Stated problem: The records below are to be quoted in full; please keep every word exact.

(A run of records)
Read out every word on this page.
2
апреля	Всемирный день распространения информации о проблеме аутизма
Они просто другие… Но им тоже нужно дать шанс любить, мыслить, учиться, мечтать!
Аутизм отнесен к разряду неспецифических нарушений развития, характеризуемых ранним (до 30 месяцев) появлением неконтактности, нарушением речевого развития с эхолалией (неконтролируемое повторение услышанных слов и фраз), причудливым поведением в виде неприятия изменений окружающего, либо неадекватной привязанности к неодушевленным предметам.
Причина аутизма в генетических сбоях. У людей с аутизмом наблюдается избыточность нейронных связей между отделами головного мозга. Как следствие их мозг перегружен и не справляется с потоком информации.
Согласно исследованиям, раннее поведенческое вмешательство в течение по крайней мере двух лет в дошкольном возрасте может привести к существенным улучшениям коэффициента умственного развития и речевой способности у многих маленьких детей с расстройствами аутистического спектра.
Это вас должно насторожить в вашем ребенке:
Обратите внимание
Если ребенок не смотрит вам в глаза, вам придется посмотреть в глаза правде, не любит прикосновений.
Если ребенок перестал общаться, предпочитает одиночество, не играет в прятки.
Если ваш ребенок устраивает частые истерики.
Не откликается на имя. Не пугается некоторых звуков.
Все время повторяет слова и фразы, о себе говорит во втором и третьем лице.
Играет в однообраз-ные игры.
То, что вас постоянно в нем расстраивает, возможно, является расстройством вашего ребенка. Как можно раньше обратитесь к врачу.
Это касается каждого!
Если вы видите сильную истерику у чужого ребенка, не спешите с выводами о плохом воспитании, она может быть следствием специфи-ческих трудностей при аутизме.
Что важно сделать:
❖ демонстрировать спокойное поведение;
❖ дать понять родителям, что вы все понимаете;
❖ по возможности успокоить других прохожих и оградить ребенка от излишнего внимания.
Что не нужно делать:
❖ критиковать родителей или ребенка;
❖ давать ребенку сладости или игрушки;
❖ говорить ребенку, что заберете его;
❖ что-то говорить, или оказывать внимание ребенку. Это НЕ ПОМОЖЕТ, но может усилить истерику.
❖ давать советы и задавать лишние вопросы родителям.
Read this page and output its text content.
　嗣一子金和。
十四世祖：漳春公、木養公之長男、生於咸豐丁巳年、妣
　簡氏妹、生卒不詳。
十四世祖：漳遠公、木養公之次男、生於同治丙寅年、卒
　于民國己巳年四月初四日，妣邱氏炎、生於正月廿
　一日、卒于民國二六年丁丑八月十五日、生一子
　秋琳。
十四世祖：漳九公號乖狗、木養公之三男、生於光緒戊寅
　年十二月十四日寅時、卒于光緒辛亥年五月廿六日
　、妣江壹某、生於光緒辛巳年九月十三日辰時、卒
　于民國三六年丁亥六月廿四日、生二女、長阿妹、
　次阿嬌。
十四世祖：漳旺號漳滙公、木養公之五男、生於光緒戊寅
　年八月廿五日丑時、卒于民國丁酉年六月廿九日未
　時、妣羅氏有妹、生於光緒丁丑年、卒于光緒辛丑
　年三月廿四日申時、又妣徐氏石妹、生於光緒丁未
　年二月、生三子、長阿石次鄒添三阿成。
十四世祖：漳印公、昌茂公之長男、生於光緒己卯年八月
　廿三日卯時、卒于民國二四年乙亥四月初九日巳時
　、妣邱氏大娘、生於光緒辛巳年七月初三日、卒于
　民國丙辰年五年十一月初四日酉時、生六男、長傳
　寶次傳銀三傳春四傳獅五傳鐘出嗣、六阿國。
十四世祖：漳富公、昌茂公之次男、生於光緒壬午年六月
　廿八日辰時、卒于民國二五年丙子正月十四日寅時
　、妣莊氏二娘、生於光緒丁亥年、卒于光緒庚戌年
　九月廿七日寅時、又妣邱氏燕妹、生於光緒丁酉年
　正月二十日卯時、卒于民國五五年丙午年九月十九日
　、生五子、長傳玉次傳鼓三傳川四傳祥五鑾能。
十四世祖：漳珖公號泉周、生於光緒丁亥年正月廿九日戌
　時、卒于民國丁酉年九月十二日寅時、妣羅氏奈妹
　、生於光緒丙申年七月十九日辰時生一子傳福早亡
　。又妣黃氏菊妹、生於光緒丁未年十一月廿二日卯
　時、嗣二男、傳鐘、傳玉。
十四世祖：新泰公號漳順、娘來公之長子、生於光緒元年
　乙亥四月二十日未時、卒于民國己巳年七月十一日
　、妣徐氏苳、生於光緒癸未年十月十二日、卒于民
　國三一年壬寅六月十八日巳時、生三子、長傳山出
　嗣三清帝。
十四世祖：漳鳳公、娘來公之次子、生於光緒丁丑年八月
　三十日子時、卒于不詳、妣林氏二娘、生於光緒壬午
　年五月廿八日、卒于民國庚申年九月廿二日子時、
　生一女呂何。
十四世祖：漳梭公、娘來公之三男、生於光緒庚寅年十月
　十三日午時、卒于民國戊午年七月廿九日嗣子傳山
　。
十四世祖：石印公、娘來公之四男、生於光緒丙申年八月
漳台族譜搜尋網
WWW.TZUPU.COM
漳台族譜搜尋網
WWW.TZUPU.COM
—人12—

Solution for this problem:
Read out every word on this page.
2
апреля	Всемирный день распространения информации о проблеме аутизма
Они просто другие… Но им тоже нужно дать шанс любить, мыслить, учиться, мечтать!
Аутизм отнесен к разряду неспецифических нарушений развития, характеризуемых ранним (до 30 месяцев) появлением неконтактности, нарушением речевого развития с эхолалией (неконтролируемое повторение услышанных слов и фраз), причудливым поведением в виде неприятия изменений окружающего, либо неадекватной привязанности к неодушевленным предметам.
Причина аутизма в генетических сбоях. У людей с аутизмом наблюдается избыточность нейронных связей между отделами головного мозга. Как следствие их мозг перегружен и не справляется с потоком информации.
Согласно исследованиям, раннее поведенческое вмешательство в течение по крайней мере двух лет в дошкольном возрасте может привести к существенным улучшениям коэффициента умственного развития и речевой способности у многих маленьких детей с расстройствами аутистического спектра.
Это вас должно насторожить в вашем ребенке:
Обратите внимание
Если ребенок не смотрит вам в глаза, вам придется посмотреть в глаза правде, не любит прикосновений.
Если ребенок перестал общаться, предпочитает одиночество, не играет в прятки.
Если ваш ребенок устраивает частые истерики.
Не откликается на имя. Не пугается некоторых звуков.
Все время повторяет слова и фразы, о себе говорит во втором и третьем лице.
Играет в однообраз-ные игры.
То, что вас постоянно в нем расстраивает, возможно, является расстройством вашего ребенка. Как можно раньше обратитесь к врачу.
Это касается каждого!
Если вы видите сильную истерику у чужого ребенка, не спешите с выводами о плохом воспитании, она может быть следствием специфи-ческих трудностей при аутизме.
Что важно сделать:
❖ демонстрировать спокойное поведение;
❖ дать понять родителям, что вы все понимаете;
❖ по возможности успокоить других прохожих и оградить ребенка от излишнего внимания.
Что не нужно делать:
❖ критиковать родителей или ребенка;
❖ давать ребенку сладости или игрушки;
❖ говорить ребенку, что заберете его;
❖ что-то говорить, или оказывать внимание ребенку. Это НЕ ПОМОЖЕТ, но может усилить истерику.
❖ давать советы и задавать лишние вопросы родителям.
Read this page and output its text content.
　嗣一子金和。
十四世祖：漳春公、木養公之長男、生於咸豐丁巳年、妣
　簡氏妹、生卒不詳。
十四世祖：漳遠公、木養公之次男、生於同治丙寅年、卒
　于民國己巳年四月初四日，妣邱氏炎、生於正月廿
　一日、卒于民國二六年丁丑八月十五日、生一子
　秋琳。
十四世祖：漳九公號乖狗、木養公之三男、生於光緒戊寅
　年十二月十四日寅時、卒于光緒辛亥年五月廿六日
　、妣江壹某、生於光緒辛巳年九月十三日辰時、卒
　于民國三六年丁亥六月廿四日、生二女、長阿妹、
　次阿嬌。
十四世祖：漳旺號漳滙公、木養公之五男、生於光緒戊寅
　年八月廿五日丑時、卒于民國丁酉年六月廿九日未
　時、妣羅氏有妹、生於光緒丁丑年、卒于光緒辛丑
　年三月廿四日申時、又妣徐氏石妹、生於光緒丁未
　年二月、生三子、長阿石次鄒添三阿成。
十四世祖：漳印公、昌茂公之長男、生於光緒己卯年八月
　廿三日卯時、卒于民國二四年乙亥四月初九日巳時
　、妣邱氏大娘、生於光緒辛巳年七月初三日、卒于
　民國丙辰年五年十一月初四日酉時、生六男、長傳
　寶次傳銀三傳春四傳獅五傳鐘出嗣、六阿國。
十四世祖：漳富公、昌茂公之次男、生於光緒壬午年六月
　廿八日辰時、卒于民國二五年丙子正月十四日寅時
　、妣莊氏二娘、生於光緒丁亥年、卒于光緒庚戌年
　九月廿七日寅時、又妣邱氏燕妹、生於光緒丁酉年
　正月二十日卯時、卒于民國五五年丙午年九月十九日
　、生五子、長傳玉次傳鼓三傳川四傳祥五鑾能。
十四世祖：漳珖公號泉周、生於光緒丁亥年正月廿九日戌
　時、卒于民國丁酉年九月十二日寅時、妣羅氏奈妹
　、生於光緒丙申年七月十九日辰時生一子傳福早亡
　。又妣黃氏菊妹、生於光緒丁未年十一月廿二日卯
　時、嗣二男、傳鐘、傳玉。
十四世祖：新泰公號漳順、娘來公之長子、生於光緒元年
　乙亥四月二十日未時、卒于民國己巳年七月十一日
　、妣徐氏苳、生於光緒癸未年十月十二日、卒于民
　國三一年壬寅六月十八日巳時、生三子、長傳山出
　嗣三清帝。
十四世祖：漳鳳公、娘來公之次子、生於光緒丁丑年八月
　三十日子時、卒于不詳、妣林氏二娘、生於光緒壬午
　年五月廿八日、卒于民國庚申年九月廿二日子時、
　生一女呂何。
十四世祖：漳梭公、娘來公之三男、生於光緒庚寅年十月
　十三日午時、卒于民國戊午年七月廿九日嗣子傳山
　。
十四世祖：石印公、娘來公之四男、生於光緒丙申年八月
漳台族譜搜尋網
WWW.TZUPU.COM
漳台族譜搜尋網
WWW.TZUPU.COM
—人12—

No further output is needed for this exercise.